▸ **WHAT THE EXERCISE ASKS**
Hunt for the word "text" across the entries below, copying each line that holds it.

▸ **SOURCE MATERIAL**
##########

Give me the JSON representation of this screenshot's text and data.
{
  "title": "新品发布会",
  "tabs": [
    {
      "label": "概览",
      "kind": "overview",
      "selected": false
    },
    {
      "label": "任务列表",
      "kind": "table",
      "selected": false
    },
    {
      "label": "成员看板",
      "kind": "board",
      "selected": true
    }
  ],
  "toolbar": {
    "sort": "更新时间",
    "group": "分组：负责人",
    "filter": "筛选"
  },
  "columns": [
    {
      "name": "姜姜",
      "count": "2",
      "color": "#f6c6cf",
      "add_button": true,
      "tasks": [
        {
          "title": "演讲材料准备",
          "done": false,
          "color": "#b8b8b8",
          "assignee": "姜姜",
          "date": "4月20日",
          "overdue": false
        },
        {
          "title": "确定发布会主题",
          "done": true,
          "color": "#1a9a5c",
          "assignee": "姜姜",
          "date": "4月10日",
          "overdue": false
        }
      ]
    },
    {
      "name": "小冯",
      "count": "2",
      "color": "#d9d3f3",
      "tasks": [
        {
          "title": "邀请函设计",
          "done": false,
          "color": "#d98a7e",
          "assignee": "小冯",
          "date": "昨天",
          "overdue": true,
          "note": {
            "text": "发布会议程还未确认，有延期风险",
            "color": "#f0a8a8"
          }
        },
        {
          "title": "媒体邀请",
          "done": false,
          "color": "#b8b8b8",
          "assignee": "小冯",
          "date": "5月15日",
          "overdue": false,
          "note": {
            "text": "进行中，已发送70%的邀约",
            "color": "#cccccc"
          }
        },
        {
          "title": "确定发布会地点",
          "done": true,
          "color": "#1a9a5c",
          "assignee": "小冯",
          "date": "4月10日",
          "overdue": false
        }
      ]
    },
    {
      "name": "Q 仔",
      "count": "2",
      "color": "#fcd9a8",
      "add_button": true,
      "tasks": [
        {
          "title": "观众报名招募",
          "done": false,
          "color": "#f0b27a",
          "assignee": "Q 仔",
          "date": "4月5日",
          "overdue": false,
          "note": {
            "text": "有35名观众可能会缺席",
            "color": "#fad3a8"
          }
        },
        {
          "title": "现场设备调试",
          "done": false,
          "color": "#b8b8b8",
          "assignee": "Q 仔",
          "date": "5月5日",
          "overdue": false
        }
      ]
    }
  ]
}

##########

▸ **REPLY**
Give me the JSON representation of this screenshot's text and data.
            "text": "发布会议程还未确认，有延期风险",
            "text": "进行中，已发送70%的邀约",
            "text": "有35名观众可能会缺席",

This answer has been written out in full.